(Entries with figure data)

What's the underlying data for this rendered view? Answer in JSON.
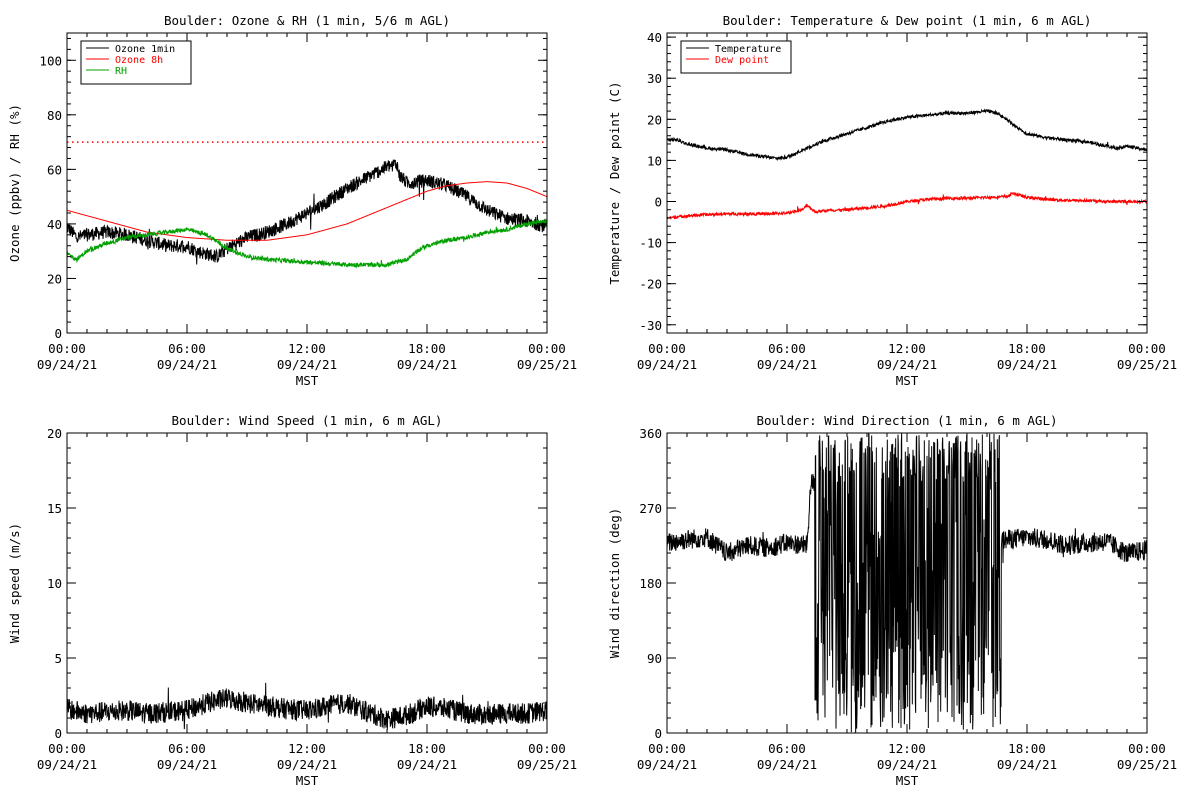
{
  "chart_data": [
    {
      "type": "line",
      "title": "Boulder: Ozone & RH (1 min, 5/6 m AGL)",
      "xlabel": "MST",
      "ylabel": "Ozone (ppbv) / RH (%)",
      "ylim": [
        0,
        110
      ],
      "yticks": [
        0,
        20,
        40,
        60,
        80,
        100
      ],
      "xticks": [
        {
          "time": "00:00",
          "date": "09/24/21"
        },
        {
          "time": "06:00",
          "date": "09/24/21"
        },
        {
          "time": "12:00",
          "date": "09/24/21"
        },
        {
          "time": "18:00",
          "date": "09/24/21"
        },
        {
          "time": "00:00",
          "date": "09/25/21"
        }
      ],
      "legend_position": "top-left",
      "reference_line": {
        "y": 70,
        "color": "#ff0000",
        "style": "dotted"
      },
      "series": [
        {
          "name": "Ozone 1min",
          "color": "#000000",
          "noise": 2.5,
          "x": [
            0,
            0.5,
            1,
            2,
            3,
            4,
            5,
            6,
            6.5,
            7,
            7.5,
            8,
            8.5,
            9,
            10,
            11,
            12,
            13,
            14,
            15,
            16,
            16.5,
            16.6,
            17,
            18,
            19,
            20,
            21,
            22,
            23,
            23.5,
            24
          ],
          "y": [
            39,
            35,
            36,
            37,
            36,
            34,
            32,
            32,
            30,
            29,
            28,
            31,
            33,
            35,
            37,
            40,
            44,
            48,
            53,
            57,
            61,
            62,
            58,
            55,
            56,
            54,
            50,
            45,
            42,
            41,
            40,
            39
          ]
        },
        {
          "name": "Ozone 8h",
          "color": "#ff0000",
          "noise": 0,
          "x": [
            0,
            2,
            4,
            6,
            8,
            10,
            12,
            14,
            16,
            18,
            19,
            20,
            21,
            22,
            23,
            24
          ],
          "y": [
            45,
            41,
            37,
            35,
            34,
            34,
            36,
            40,
            46,
            52,
            54,
            55,
            55.5,
            55,
            53,
            50
          ]
        },
        {
          "name": "RH",
          "color": "#00a000",
          "noise": 0.8,
          "x": [
            0,
            0.5,
            1,
            2,
            3,
            4,
            5,
            6,
            7,
            8,
            9,
            10,
            12,
            14,
            15,
            16,
            17,
            17.5,
            18,
            19,
            20,
            21,
            22,
            23,
            24
          ],
          "y": [
            29,
            27,
            30,
            33,
            35,
            36,
            37,
            38,
            36,
            31,
            28,
            27,
            26,
            25,
            25,
            25,
            27,
            30,
            32,
            34,
            35,
            37,
            38,
            40,
            41
          ]
        }
      ]
    },
    {
      "type": "line",
      "title": "Boulder: Temperature & Dew point (1 min, 6 m AGL)",
      "xlabel": "MST",
      "ylabel": "Temperature / Dew point (C)",
      "ylim": [
        -32,
        41
      ],
      "yticks": [
        -30,
        -20,
        -10,
        0,
        10,
        20,
        30,
        40
      ],
      "xticks": [
        {
          "time": "00:00",
          "date": "09/24/21"
        },
        {
          "time": "06:00",
          "date": "09/24/21"
        },
        {
          "time": "12:00",
          "date": "09/24/21"
        },
        {
          "time": "18:00",
          "date": "09/24/21"
        },
        {
          "time": "00:00",
          "date": "09/25/21"
        }
      ],
      "legend_position": "top-left",
      "series": [
        {
          "name": "Temperature",
          "color": "#000000",
          "noise": 0.4,
          "x": [
            0,
            0.5,
            1,
            2,
            3,
            4,
            5,
            5.5,
            6,
            7,
            8,
            9,
            10,
            11,
            12,
            13,
            14,
            15,
            16,
            16.5,
            17,
            17.5,
            18,
            19,
            20,
            21,
            22,
            22.5,
            23,
            24
          ],
          "y": [
            15,
            15,
            14,
            13,
            12.5,
            11.5,
            10.8,
            10.5,
            10.8,
            13,
            15,
            16.5,
            18,
            19.5,
            20.5,
            21,
            21.5,
            21.5,
            22,
            21.5,
            20,
            18,
            16.5,
            15.5,
            15,
            14.5,
            13.5,
            13,
            13.5,
            12.5
          ]
        },
        {
          "name": "Dew point",
          "color": "#ff0000",
          "noise": 0.35,
          "x": [
            0,
            1,
            2,
            3,
            4,
            5,
            6,
            6.8,
            7,
            7.4,
            8,
            9,
            10,
            11,
            12,
            13,
            14,
            15,
            16,
            17,
            17.3,
            18,
            19,
            20,
            21,
            22,
            23,
            24
          ],
          "y": [
            -4,
            -3.5,
            -3.2,
            -3,
            -3,
            -3,
            -2.8,
            -2,
            -0.8,
            -2.5,
            -2.2,
            -2,
            -1.5,
            -1,
            0,
            0.5,
            0.8,
            0.8,
            1,
            1.2,
            2,
            1,
            0.5,
            0.3,
            0.2,
            0,
            0,
            0
          ]
        }
      ]
    },
    {
      "type": "line",
      "title": "Boulder: Wind Speed (1 min, 6 m AGL)",
      "xlabel": "MST",
      "ylabel": "Wind speed (m/s)",
      "ylim": [
        0,
        20
      ],
      "yticks": [
        0,
        5,
        10,
        15,
        20
      ],
      "xticks": [
        {
          "time": "00:00",
          "date": "09/24/21"
        },
        {
          "time": "06:00",
          "date": "09/24/21"
        },
        {
          "time": "12:00",
          "date": "09/24/21"
        },
        {
          "time": "18:00",
          "date": "09/24/21"
        },
        {
          "time": "00:00",
          "date": "09/25/21"
        }
      ],
      "series": [
        {
          "name": "",
          "color": "#000000",
          "noise": 0.7,
          "x": [
            0,
            1,
            2,
            3,
            4,
            5,
            6,
            7,
            8,
            9,
            10,
            11,
            12,
            13,
            14,
            15,
            16,
            17,
            18,
            19,
            20,
            21,
            22,
            23,
            24
          ],
          "y": [
            1.6,
            1.3,
            1.4,
            1.5,
            1.3,
            1.4,
            1.5,
            2,
            2.3,
            2,
            1.8,
            1.6,
            1.5,
            1.8,
            2,
            1.4,
            0.9,
            1.2,
            1.8,
            1.6,
            1.3,
            1.2,
            1.3,
            1.3,
            1.5
          ]
        }
      ]
    },
    {
      "type": "line",
      "title": "Boulder: Wind Direction (1 min, 6 m AGL)",
      "xlabel": "MST",
      "ylabel": "Wind direction (deg)",
      "ylim": [
        0,
        360
      ],
      "yticks": [
        0,
        90,
        180,
        270,
        360
      ],
      "xticks": [
        {
          "time": "00:00",
          "date": "09/24/21"
        },
        {
          "time": "06:00",
          "date": "09/24/21"
        },
        {
          "time": "12:00",
          "date": "09/24/21"
        },
        {
          "time": "18:00",
          "date": "09/24/21"
        },
        {
          "time": "00:00",
          "date": "09/25/21"
        }
      ],
      "series": [
        {
          "name": "",
          "color": "#000000",
          "noise": 12,
          "x": [
            0,
            1,
            2,
            3,
            4,
            5,
            6,
            7,
            7.2,
            8,
            8.5,
            17,
            18,
            19,
            20,
            21,
            22,
            23,
            24
          ],
          "y": [
            228,
            232,
            235,
            215,
            225,
            222,
            228,
            225,
            300,
            305,
            200,
            232,
            235,
            232,
            225,
            228,
            230,
            215,
            220
          ],
          "chaotic_range": [
            7.4,
            16.7
          ]
        }
      ]
    }
  ]
}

Task objective - The entries above are to be returned exactly, without their pictures.

Exercise answer -
What's the underlying data for this rendered view? Answer in JSON.
{
  "chart_data": [
    {
      "type": "line",
      "title": "Boulder: Ozone & RH (1 min, 5/6 m AGL)",
      "xlabel": "MST",
      "ylabel": "Ozone (ppbv) / RH (%)",
      "ylim": [
        0,
        110
      ],
      "yticks": [
        0,
        20,
        40,
        60,
        80,
        100
      ],
      "xticks": [
        {
          "time": "00:00",
          "date": "09/24/21"
        },
        {
          "time": "06:00",
          "date": "09/24/21"
        },
        {
          "time": "12:00",
          "date": "09/24/21"
        },
        {
          "time": "18:00",
          "date": "09/24/21"
        },
        {
          "time": "00:00",
          "date": "09/25/21"
        }
      ],
      "legend_position": "top-left",
      "reference_line": {
        "y": 70,
        "color": "#ff0000",
        "style": "dotted"
      },
      "series": [
        {
          "name": "Ozone 1min",
          "color": "#000000",
          "noise": 2.5,
          "x": [
            0,
            0.5,
            1,
            2,
            3,
            4,
            5,
            6,
            6.5,
            7,
            7.5,
            8,
            8.5,
            9,
            10,
            11,
            12,
            13,
            14,
            15,
            16,
            16.5,
            16.6,
            17,
            18,
            19,
            20,
            21,
            22,
            23,
            23.5,
            24
          ],
          "y": [
            39,
            35,
            36,
            37,
            36,
            34,
            32,
            32,
            30,
            29,
            28,
            31,
            33,
            35,
            37,
            40,
            44,
            48,
            53,
            57,
            61,
            62,
            58,
            55,
            56,
            54,
            50,
            45,
            42,
            41,
            40,
            39
          ]
        },
        {
          "name": "Ozone 8h",
          "color": "#ff0000",
          "noise": 0,
          "x": [
            0,
            2,
            4,
            6,
            8,
            10,
            12,
            14,
            16,
            18,
            19,
            20,
            21,
            22,
            23,
            24
          ],
          "y": [
            45,
            41,
            37,
            35,
            34,
            34,
            36,
            40,
            46,
            52,
            54,
            55,
            55.5,
            55,
            53,
            50
          ]
        },
        {
          "name": "RH",
          "color": "#00a000",
          "noise": 0.8,
          "x": [
            0,
            0.5,
            1,
            2,
            3,
            4,
            5,
            6,
            7,
            8,
            9,
            10,
            12,
            14,
            15,
            16,
            17,
            17.5,
            18,
            19,
            20,
            21,
            22,
            23,
            24
          ],
          "y": [
            29,
            27,
            30,
            33,
            35,
            36,
            37,
            38,
            36,
            31,
            28,
            27,
            26,
            25,
            25,
            25,
            27,
            30,
            32,
            34,
            35,
            37,
            38,
            40,
            41
          ]
        }
      ]
    },
    {
      "type": "line",
      "title": "Boulder: Temperature & Dew point (1 min, 6 m AGL)",
      "xlabel": "MST",
      "ylabel": "Temperature / Dew point (C)",
      "ylim": [
        -32,
        41
      ],
      "yticks": [
        -30,
        -20,
        -10,
        0,
        10,
        20,
        30,
        40
      ],
      "xticks": [
        {
          "time": "00:00",
          "date": "09/24/21"
        },
        {
          "time": "06:00",
          "date": "09/24/21"
        },
        {
          "time": "12:00",
          "date": "09/24/21"
        },
        {
          "time": "18:00",
          "date": "09/24/21"
        },
        {
          "time": "00:00",
          "date": "09/25/21"
        }
      ],
      "legend_position": "top-left",
      "series": [
        {
          "name": "Temperature",
          "color": "#000000",
          "noise": 0.4,
          "x": [
            0,
            0.5,
            1,
            2,
            3,
            4,
            5,
            5.5,
            6,
            7,
            8,
            9,
            10,
            11,
            12,
            13,
            14,
            15,
            16,
            16.5,
            17,
            17.5,
            18,
            19,
            20,
            21,
            22,
            22.5,
            23,
            24
          ],
          "y": [
            15,
            15,
            14,
            13,
            12.5,
            11.5,
            10.8,
            10.5,
            10.8,
            13,
            15,
            16.5,
            18,
            19.5,
            20.5,
            21,
            21.5,
            21.5,
            22,
            21.5,
            20,
            18,
            16.5,
            15.5,
            15,
            14.5,
            13.5,
            13,
            13.5,
            12.5
          ]
        },
        {
          "name": "Dew point",
          "color": "#ff0000",
          "noise": 0.35,
          "x": [
            0,
            1,
            2,
            3,
            4,
            5,
            6,
            6.8,
            7,
            7.4,
            8,
            9,
            10,
            11,
            12,
            13,
            14,
            15,
            16,
            17,
            17.3,
            18,
            19,
            20,
            21,
            22,
            23,
            24
          ],
          "y": [
            -4,
            -3.5,
            -3.2,
            -3,
            -3,
            -3,
            -2.8,
            -2,
            -0.8,
            -2.5,
            -2.2,
            -2,
            -1.5,
            -1,
            0,
            0.5,
            0.8,
            0.8,
            1,
            1.2,
            2,
            1,
            0.5,
            0.3,
            0.2,
            0,
            0,
            0
          ]
        }
      ]
    },
    {
      "type": "line",
      "title": "Boulder: Wind Speed (1 min, 6 m AGL)",
      "xlabel": "MST",
      "ylabel": "Wind speed (m/s)",
      "ylim": [
        0,
        20
      ],
      "yticks": [
        0,
        5,
        10,
        15,
        20
      ],
      "xticks": [
        {
          "time": "00:00",
          "date": "09/24/21"
        },
        {
          "time": "06:00",
          "date": "09/24/21"
        },
        {
          "time": "12:00",
          "date": "09/24/21"
        },
        {
          "time": "18:00",
          "date": "09/24/21"
        },
        {
          "time": "00:00",
          "date": "09/25/21"
        }
      ],
      "series": [
        {
          "name": "",
          "color": "#000000",
          "noise": 0.7,
          "x": [
            0,
            1,
            2,
            3,
            4,
            5,
            6,
            7,
            8,
            9,
            10,
            11,
            12,
            13,
            14,
            15,
            16,
            17,
            18,
            19,
            20,
            21,
            22,
            23,
            24
          ],
          "y": [
            1.6,
            1.3,
            1.4,
            1.5,
            1.3,
            1.4,
            1.5,
            2,
            2.3,
            2,
            1.8,
            1.6,
            1.5,
            1.8,
            2,
            1.4,
            0.9,
            1.2,
            1.8,
            1.6,
            1.3,
            1.2,
            1.3,
            1.3,
            1.5
          ]
        }
      ]
    },
    {
      "type": "line",
      "title": "Boulder: Wind Direction (1 min, 6 m AGL)",
      "xlabel": "MST",
      "ylabel": "Wind direction (deg)",
      "ylim": [
        0,
        360
      ],
      "yticks": [
        0,
        90,
        180,
        270,
        360
      ],
      "xticks": [
        {
          "time": "00:00",
          "date": "09/24/21"
        },
        {
          "time": "06:00",
          "date": "09/24/21"
        },
        {
          "time": "12:00",
          "date": "09/24/21"
        },
        {
          "time": "18:00",
          "date": "09/24/21"
        },
        {
          "time": "00:00",
          "date": "09/25/21"
        }
      ],
      "series": [
        {
          "name": "",
          "color": "#000000",
          "noise": 12,
          "x": [
            0,
            1,
            2,
            3,
            4,
            5,
            6,
            7,
            7.2,
            8,
            8.5,
            17,
            18,
            19,
            20,
            21,
            22,
            23,
            24
          ],
          "y": [
            228,
            232,
            235,
            215,
            225,
            222,
            228,
            225,
            300,
            305,
            200,
            232,
            235,
            232,
            225,
            228,
            230,
            215,
            220
          ],
          "chaotic_range": [
            7.4,
            16.7
          ]
        }
      ]
    }
  ]
}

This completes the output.